====== SOURCE RECORDS

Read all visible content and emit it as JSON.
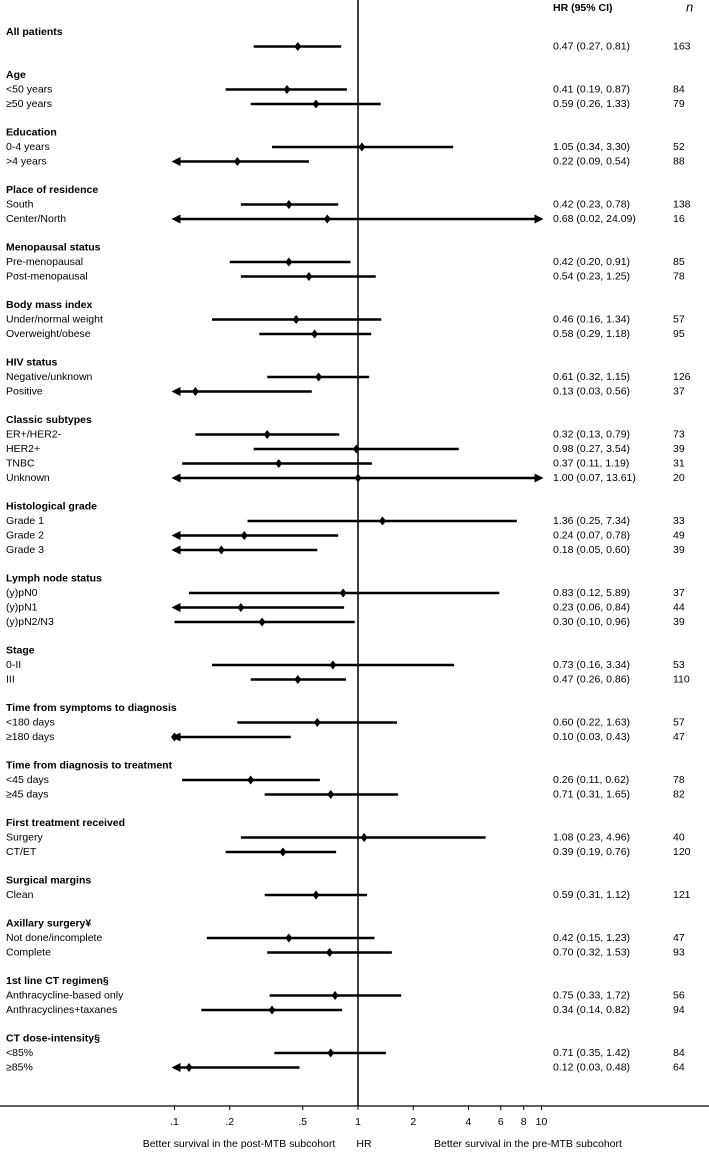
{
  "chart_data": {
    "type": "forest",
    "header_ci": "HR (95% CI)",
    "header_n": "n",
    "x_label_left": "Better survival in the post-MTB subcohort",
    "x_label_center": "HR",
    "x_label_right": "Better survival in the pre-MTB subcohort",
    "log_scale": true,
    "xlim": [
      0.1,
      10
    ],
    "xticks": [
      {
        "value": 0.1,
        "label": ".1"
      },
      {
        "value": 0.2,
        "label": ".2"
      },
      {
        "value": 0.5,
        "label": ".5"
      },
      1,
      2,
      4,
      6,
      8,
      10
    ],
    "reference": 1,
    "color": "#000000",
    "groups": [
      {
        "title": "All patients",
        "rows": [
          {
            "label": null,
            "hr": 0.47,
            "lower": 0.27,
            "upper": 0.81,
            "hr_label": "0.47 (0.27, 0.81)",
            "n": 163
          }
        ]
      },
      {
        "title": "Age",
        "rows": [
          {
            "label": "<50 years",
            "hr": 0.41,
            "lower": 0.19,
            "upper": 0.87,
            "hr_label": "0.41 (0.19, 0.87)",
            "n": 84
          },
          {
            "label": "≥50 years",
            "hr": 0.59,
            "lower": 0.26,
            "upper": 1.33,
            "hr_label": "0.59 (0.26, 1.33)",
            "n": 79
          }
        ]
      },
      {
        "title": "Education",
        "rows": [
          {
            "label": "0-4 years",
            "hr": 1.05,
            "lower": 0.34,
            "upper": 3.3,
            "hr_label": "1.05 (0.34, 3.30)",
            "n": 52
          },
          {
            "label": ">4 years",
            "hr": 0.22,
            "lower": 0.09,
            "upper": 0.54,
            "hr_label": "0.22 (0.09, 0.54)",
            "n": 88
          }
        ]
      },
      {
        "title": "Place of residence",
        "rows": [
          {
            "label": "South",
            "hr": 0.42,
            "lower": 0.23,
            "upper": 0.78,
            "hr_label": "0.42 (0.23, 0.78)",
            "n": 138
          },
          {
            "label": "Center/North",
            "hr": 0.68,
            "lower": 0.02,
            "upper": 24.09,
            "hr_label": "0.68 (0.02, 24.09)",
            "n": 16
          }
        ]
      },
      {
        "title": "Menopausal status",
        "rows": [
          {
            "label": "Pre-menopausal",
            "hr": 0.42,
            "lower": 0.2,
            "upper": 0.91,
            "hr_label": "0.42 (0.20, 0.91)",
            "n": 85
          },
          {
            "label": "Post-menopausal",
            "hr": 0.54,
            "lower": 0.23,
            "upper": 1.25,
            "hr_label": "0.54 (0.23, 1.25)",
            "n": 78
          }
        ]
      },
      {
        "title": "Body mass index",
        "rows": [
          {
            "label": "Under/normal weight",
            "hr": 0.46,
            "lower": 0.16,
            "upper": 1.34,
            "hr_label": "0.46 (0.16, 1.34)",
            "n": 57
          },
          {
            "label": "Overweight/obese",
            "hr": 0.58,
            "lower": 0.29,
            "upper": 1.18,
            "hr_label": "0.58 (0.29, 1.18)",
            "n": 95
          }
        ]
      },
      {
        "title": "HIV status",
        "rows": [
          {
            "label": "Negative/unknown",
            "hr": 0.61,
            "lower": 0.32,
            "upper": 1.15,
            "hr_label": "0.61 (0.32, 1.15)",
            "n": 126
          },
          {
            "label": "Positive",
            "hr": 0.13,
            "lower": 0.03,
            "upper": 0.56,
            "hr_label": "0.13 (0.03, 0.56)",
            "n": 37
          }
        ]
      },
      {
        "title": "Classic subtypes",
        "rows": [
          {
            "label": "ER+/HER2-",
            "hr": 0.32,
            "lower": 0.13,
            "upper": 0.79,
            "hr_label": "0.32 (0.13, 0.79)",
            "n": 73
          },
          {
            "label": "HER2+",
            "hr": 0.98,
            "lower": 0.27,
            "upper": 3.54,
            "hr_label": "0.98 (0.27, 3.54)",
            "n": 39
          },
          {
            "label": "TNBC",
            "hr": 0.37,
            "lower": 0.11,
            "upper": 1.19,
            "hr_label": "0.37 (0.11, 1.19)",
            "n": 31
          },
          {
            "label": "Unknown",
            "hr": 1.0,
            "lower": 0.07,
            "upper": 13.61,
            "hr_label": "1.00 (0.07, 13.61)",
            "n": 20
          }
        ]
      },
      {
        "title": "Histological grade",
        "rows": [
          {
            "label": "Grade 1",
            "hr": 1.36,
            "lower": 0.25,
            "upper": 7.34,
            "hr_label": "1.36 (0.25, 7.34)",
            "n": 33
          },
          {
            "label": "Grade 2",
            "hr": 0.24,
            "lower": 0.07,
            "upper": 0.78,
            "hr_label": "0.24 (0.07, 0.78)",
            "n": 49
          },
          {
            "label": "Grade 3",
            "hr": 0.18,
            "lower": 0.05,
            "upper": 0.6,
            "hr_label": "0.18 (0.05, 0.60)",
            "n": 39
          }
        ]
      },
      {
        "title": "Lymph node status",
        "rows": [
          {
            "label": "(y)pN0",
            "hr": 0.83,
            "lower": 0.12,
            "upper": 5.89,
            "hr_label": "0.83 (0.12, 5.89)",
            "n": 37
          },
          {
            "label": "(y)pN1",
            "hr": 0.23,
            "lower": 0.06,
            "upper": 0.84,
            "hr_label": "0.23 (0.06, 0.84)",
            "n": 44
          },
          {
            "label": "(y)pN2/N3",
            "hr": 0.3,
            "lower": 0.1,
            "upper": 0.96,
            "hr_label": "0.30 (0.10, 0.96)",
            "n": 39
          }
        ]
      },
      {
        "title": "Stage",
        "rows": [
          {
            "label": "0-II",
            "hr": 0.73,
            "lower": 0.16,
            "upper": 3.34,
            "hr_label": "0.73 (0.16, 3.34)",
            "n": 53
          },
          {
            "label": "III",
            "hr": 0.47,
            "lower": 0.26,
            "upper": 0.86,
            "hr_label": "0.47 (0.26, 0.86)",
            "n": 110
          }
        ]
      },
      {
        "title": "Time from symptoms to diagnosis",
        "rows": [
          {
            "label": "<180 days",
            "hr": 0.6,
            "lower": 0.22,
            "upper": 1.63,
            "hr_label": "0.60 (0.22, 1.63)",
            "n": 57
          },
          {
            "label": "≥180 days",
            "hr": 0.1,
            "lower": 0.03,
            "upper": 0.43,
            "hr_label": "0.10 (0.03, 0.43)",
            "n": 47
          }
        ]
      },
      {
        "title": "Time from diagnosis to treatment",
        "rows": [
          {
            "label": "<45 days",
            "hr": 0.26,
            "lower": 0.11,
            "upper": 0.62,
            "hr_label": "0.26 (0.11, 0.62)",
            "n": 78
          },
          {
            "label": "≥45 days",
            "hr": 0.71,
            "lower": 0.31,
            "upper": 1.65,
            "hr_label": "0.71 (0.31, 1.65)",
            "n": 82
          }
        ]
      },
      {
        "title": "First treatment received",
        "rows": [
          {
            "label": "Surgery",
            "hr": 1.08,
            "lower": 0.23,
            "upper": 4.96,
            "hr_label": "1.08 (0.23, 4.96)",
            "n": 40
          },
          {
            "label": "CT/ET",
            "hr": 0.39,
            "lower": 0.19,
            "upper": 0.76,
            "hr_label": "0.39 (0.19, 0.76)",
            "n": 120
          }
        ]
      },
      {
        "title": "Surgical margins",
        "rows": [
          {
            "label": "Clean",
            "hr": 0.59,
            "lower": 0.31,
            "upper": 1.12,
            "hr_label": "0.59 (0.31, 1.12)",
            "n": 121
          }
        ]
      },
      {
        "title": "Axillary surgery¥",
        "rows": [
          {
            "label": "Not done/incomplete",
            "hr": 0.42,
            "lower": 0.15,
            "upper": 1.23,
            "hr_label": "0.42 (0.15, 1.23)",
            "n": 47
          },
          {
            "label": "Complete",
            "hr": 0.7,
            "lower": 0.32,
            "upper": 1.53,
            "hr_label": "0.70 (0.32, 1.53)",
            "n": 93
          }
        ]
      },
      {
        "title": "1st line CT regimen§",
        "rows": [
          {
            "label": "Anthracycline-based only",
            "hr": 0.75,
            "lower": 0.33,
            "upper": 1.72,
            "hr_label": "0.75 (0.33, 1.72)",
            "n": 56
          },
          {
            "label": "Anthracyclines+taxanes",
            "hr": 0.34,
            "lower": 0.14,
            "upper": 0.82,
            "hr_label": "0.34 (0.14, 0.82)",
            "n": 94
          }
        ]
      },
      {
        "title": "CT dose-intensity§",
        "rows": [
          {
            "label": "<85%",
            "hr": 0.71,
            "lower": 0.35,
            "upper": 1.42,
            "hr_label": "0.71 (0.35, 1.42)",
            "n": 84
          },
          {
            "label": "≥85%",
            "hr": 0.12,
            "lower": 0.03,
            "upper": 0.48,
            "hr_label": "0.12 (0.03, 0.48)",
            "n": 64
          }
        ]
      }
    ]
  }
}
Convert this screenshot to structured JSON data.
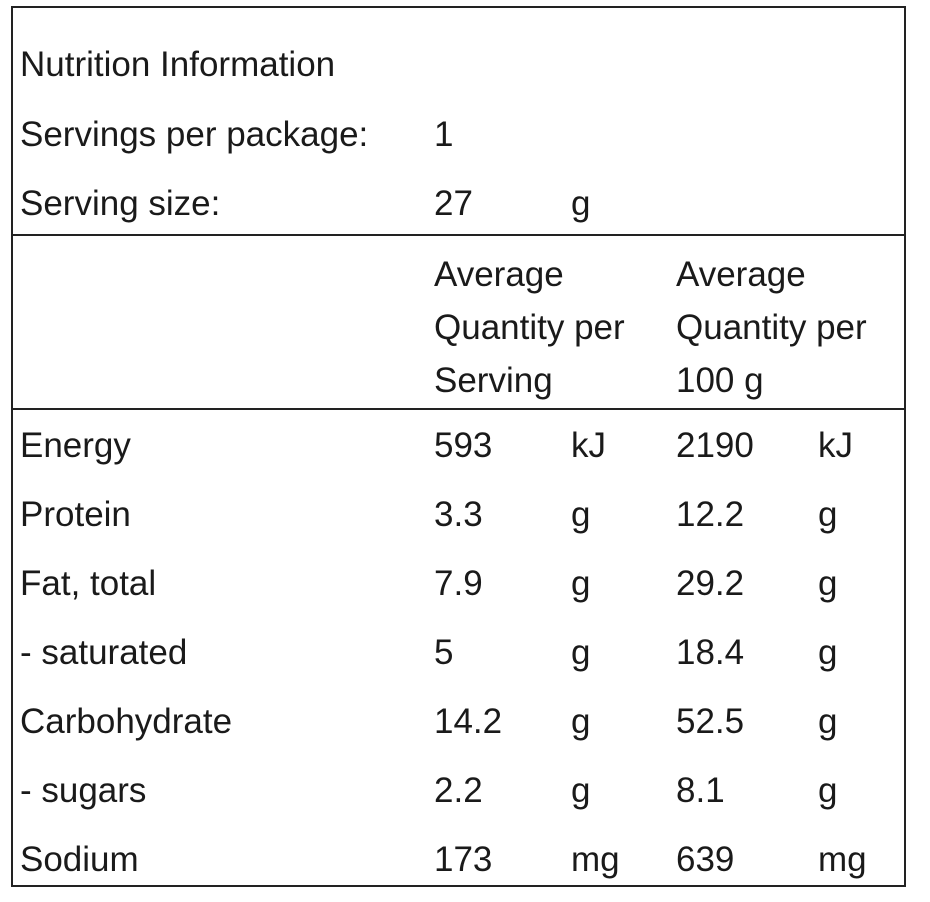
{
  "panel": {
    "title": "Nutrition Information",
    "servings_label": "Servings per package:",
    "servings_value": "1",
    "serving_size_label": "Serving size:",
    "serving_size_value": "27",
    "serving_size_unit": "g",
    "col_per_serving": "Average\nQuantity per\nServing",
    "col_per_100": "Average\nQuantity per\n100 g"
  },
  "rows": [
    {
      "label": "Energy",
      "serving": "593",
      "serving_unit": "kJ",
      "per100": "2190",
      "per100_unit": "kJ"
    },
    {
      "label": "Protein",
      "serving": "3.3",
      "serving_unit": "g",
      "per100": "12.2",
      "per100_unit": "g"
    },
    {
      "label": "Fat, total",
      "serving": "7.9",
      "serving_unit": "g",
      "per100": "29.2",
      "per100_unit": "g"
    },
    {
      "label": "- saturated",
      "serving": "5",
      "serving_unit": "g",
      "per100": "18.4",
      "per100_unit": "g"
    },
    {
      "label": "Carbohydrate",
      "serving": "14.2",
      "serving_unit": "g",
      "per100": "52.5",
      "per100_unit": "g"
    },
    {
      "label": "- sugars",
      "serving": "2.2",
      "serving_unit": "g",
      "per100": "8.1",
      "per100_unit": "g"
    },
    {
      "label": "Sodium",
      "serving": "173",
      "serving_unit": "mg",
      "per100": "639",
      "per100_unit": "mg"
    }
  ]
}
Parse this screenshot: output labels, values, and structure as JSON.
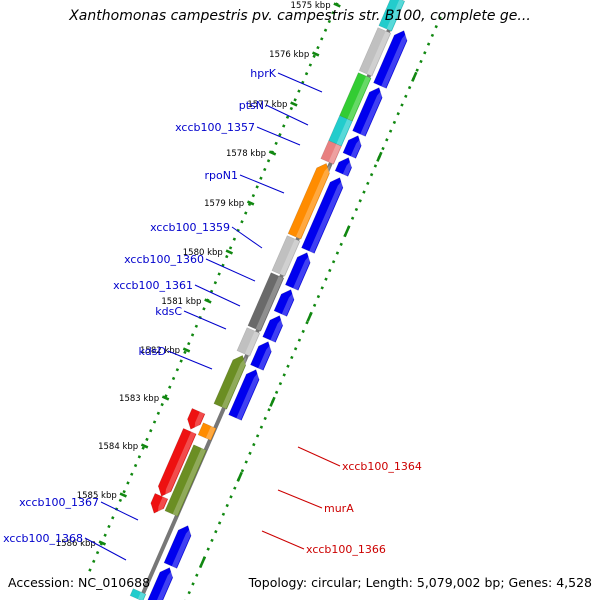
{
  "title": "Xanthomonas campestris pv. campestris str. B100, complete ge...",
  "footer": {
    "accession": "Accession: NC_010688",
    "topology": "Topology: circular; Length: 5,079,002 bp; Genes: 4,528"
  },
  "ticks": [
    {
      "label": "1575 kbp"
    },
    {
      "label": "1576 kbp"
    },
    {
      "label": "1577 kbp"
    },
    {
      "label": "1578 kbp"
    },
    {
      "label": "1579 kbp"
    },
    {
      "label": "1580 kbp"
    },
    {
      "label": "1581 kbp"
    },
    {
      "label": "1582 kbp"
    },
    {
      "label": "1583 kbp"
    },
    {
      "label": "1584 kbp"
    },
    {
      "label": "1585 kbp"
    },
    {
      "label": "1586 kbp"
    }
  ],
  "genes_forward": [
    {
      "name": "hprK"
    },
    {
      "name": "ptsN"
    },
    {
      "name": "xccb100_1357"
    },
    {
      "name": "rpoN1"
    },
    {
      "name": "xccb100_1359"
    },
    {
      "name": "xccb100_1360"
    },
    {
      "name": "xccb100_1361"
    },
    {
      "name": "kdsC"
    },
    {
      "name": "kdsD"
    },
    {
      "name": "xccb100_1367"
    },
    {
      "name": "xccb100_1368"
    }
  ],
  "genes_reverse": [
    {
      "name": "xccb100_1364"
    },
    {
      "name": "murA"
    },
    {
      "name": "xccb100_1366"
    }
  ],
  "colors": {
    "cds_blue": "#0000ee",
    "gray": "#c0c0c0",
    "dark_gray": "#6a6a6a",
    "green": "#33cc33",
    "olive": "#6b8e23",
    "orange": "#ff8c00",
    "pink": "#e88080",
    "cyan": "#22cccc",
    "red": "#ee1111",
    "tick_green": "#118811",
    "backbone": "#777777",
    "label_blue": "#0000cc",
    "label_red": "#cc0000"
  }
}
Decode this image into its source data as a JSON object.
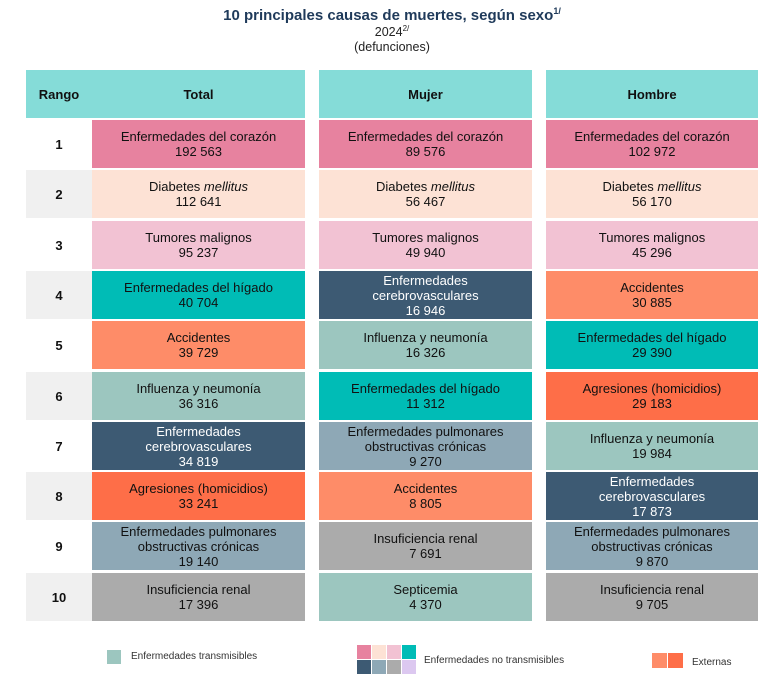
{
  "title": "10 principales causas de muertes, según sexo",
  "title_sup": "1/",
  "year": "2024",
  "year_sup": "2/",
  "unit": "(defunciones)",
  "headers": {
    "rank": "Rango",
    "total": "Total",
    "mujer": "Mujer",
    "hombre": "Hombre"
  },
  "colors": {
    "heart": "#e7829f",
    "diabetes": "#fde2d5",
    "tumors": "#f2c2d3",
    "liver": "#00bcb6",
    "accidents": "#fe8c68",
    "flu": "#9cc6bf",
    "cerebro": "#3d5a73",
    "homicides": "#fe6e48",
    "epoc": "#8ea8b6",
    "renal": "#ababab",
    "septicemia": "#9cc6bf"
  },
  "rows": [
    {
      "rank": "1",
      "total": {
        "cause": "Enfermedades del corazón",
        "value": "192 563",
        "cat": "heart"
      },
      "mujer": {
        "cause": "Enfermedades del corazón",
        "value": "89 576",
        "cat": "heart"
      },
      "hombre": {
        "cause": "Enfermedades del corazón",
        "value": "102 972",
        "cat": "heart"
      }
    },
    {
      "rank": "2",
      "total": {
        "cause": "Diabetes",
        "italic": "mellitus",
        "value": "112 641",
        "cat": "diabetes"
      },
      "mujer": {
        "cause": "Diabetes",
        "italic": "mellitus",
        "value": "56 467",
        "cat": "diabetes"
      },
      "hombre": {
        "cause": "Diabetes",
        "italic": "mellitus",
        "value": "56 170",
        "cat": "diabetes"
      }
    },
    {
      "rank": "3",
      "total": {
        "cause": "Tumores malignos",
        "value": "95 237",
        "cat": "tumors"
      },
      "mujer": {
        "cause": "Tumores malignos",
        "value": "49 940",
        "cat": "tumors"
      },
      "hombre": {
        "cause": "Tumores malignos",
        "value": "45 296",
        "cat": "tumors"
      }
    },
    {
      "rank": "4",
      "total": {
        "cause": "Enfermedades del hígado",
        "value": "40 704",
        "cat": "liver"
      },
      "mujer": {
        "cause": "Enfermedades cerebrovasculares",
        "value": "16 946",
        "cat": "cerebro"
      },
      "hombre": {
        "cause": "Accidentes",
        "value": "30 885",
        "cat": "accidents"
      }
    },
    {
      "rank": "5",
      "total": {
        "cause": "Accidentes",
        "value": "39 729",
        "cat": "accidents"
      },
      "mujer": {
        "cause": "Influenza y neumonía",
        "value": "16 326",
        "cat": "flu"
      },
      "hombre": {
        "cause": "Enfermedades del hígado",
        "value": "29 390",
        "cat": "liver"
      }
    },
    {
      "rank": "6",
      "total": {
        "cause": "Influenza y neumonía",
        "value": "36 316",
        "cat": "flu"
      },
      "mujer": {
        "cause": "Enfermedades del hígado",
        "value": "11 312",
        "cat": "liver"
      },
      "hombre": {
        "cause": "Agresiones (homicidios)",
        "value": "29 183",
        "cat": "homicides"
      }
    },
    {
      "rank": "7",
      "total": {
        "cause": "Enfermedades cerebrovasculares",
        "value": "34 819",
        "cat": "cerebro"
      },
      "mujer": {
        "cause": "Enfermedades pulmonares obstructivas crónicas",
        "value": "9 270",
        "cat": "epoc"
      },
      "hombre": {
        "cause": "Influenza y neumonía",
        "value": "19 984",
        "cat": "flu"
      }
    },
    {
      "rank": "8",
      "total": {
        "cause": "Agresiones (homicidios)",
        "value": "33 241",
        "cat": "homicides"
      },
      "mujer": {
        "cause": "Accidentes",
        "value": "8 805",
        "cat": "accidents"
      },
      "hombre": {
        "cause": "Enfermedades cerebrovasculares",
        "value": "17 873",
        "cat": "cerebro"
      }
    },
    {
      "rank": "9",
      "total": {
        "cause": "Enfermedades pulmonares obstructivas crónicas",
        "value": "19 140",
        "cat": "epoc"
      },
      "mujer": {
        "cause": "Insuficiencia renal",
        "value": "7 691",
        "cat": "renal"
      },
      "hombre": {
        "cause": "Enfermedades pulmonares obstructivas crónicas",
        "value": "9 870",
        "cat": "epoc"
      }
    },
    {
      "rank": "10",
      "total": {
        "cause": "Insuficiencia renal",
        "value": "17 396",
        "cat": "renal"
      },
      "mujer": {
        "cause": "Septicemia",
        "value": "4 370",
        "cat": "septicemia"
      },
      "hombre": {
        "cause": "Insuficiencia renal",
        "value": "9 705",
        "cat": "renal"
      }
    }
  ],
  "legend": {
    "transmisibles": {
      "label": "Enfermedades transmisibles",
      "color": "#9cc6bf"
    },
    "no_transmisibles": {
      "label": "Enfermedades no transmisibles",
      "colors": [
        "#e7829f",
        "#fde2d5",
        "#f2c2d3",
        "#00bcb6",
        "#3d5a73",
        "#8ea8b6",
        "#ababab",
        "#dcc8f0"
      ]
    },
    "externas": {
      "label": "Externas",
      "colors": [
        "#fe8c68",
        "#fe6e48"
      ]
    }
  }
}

============

### EXERCISE PROMPT
Find every line of the data that holds the string "treatment", then say how many there are and nothing else.

### WORKED SOLUTION
2